TASK TO CARRY OUT –
Each entry below is to be printed verbatim.

EXTRACTED MATERIAL –
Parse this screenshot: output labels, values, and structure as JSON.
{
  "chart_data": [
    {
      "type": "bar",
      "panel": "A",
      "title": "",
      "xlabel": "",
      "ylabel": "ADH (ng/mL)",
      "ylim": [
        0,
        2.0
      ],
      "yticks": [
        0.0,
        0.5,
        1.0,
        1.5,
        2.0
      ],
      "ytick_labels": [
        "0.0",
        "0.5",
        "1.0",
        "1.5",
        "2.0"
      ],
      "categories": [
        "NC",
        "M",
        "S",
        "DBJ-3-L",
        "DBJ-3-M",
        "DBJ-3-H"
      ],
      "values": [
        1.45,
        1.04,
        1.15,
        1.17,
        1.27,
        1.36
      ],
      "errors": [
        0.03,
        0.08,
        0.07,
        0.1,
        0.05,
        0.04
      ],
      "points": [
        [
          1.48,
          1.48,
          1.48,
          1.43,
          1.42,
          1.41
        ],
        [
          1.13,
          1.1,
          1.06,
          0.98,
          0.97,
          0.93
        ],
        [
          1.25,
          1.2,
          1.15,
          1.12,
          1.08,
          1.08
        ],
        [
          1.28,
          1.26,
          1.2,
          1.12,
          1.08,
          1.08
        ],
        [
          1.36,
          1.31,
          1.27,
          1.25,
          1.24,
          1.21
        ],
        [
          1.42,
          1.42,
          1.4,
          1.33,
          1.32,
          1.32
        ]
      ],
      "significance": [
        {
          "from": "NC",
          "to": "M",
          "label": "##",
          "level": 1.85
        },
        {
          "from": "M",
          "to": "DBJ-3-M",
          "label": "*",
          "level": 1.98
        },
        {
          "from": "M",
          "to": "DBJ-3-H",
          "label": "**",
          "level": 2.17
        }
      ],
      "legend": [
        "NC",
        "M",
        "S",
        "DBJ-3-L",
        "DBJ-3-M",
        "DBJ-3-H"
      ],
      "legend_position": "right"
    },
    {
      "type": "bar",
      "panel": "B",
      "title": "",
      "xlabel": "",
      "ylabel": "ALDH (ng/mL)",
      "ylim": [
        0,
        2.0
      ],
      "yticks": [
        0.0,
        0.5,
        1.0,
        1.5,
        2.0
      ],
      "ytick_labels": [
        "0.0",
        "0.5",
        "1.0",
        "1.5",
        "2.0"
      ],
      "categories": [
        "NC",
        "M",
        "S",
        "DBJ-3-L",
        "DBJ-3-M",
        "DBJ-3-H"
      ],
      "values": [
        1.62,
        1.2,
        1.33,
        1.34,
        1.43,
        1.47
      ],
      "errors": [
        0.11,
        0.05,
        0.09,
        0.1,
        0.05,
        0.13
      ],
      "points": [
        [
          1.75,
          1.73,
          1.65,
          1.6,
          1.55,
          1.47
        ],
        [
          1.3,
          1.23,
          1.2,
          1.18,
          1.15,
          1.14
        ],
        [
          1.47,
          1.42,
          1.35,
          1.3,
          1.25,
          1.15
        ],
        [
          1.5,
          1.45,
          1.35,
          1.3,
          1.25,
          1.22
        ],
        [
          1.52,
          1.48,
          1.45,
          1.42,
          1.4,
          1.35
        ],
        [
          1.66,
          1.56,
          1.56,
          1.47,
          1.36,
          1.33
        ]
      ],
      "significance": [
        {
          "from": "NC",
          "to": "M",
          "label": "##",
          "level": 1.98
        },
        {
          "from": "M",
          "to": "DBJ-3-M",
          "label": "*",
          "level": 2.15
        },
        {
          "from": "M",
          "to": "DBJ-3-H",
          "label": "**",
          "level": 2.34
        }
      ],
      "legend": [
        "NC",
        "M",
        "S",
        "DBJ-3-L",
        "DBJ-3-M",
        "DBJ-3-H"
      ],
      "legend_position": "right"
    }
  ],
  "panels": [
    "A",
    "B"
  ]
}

REPLY TO THE EXERCISE –
Parse this screenshot: output labels, values, and structure as JSON.
{
  "chart_data": [
    {
      "type": "bar",
      "panel": "A",
      "title": "",
      "xlabel": "",
      "ylabel": "ADH (ng/mL)",
      "ylim": [
        0,
        2.0
      ],
      "yticks": [
        0.0,
        0.5,
        1.0,
        1.5,
        2.0
      ],
      "ytick_labels": [
        "0.0",
        "0.5",
        "1.0",
        "1.5",
        "2.0"
      ],
      "categories": [
        "NC",
        "M",
        "S",
        "DBJ-3-L",
        "DBJ-3-M",
        "DBJ-3-H"
      ],
      "values": [
        1.45,
        1.04,
        1.15,
        1.17,
        1.27,
        1.36
      ],
      "errors": [
        0.03,
        0.08,
        0.07,
        0.1,
        0.05,
        0.04
      ],
      "points": [
        [
          1.48,
          1.48,
          1.48,
          1.43,
          1.42,
          1.41
        ],
        [
          1.13,
          1.1,
          1.06,
          0.98,
          0.97,
          0.93
        ],
        [
          1.25,
          1.2,
          1.15,
          1.12,
          1.08,
          1.08
        ],
        [
          1.28,
          1.26,
          1.2,
          1.12,
          1.08,
          1.08
        ],
        [
          1.36,
          1.31,
          1.27,
          1.25,
          1.24,
          1.21
        ],
        [
          1.42,
          1.42,
          1.4,
          1.33,
          1.32,
          1.32
        ]
      ],
      "significance": [
        {
          "from": "NC",
          "to": "M",
          "label": "##",
          "level": 1.85
        },
        {
          "from": "M",
          "to": "DBJ-3-M",
          "label": "*",
          "level": 1.98
        },
        {
          "from": "M",
          "to": "DBJ-3-H",
          "label": "**",
          "level": 2.17
        }
      ],
      "legend": [
        "NC",
        "M",
        "S",
        "DBJ-3-L",
        "DBJ-3-M",
        "DBJ-3-H"
      ],
      "legend_position": "right"
    },
    {
      "type": "bar",
      "panel": "B",
      "title": "",
      "xlabel": "",
      "ylabel": "ALDH (ng/mL)",
      "ylim": [
        0,
        2.0
      ],
      "yticks": [
        0.0,
        0.5,
        1.0,
        1.5,
        2.0
      ],
      "ytick_labels": [
        "0.0",
        "0.5",
        "1.0",
        "1.5",
        "2.0"
      ],
      "categories": [
        "NC",
        "M",
        "S",
        "DBJ-3-L",
        "DBJ-3-M",
        "DBJ-3-H"
      ],
      "values": [
        1.62,
        1.2,
        1.33,
        1.34,
        1.43,
        1.47
      ],
      "errors": [
        0.11,
        0.05,
        0.09,
        0.1,
        0.05,
        0.13
      ],
      "points": [
        [
          1.75,
          1.73,
          1.65,
          1.6,
          1.55,
          1.47
        ],
        [
          1.3,
          1.23,
          1.2,
          1.18,
          1.15,
          1.14
        ],
        [
          1.47,
          1.42,
          1.35,
          1.3,
          1.25,
          1.15
        ],
        [
          1.5,
          1.45,
          1.35,
          1.3,
          1.25,
          1.22
        ],
        [
          1.52,
          1.48,
          1.45,
          1.42,
          1.4,
          1.35
        ],
        [
          1.66,
          1.56,
          1.56,
          1.47,
          1.36,
          1.33
        ]
      ],
      "significance": [
        {
          "from": "NC",
          "to": "M",
          "label": "##",
          "level": 1.98
        },
        {
          "from": "M",
          "to": "DBJ-3-M",
          "label": "*",
          "level": 2.15
        },
        {
          "from": "M",
          "to": "DBJ-3-H",
          "label": "**",
          "level": 2.34
        }
      ],
      "legend": [
        "NC",
        "M",
        "S",
        "DBJ-3-L",
        "DBJ-3-M",
        "DBJ-3-H"
      ],
      "legend_position": "right"
    }
  ],
  "panels": [
    "A",
    "B"
  ]
}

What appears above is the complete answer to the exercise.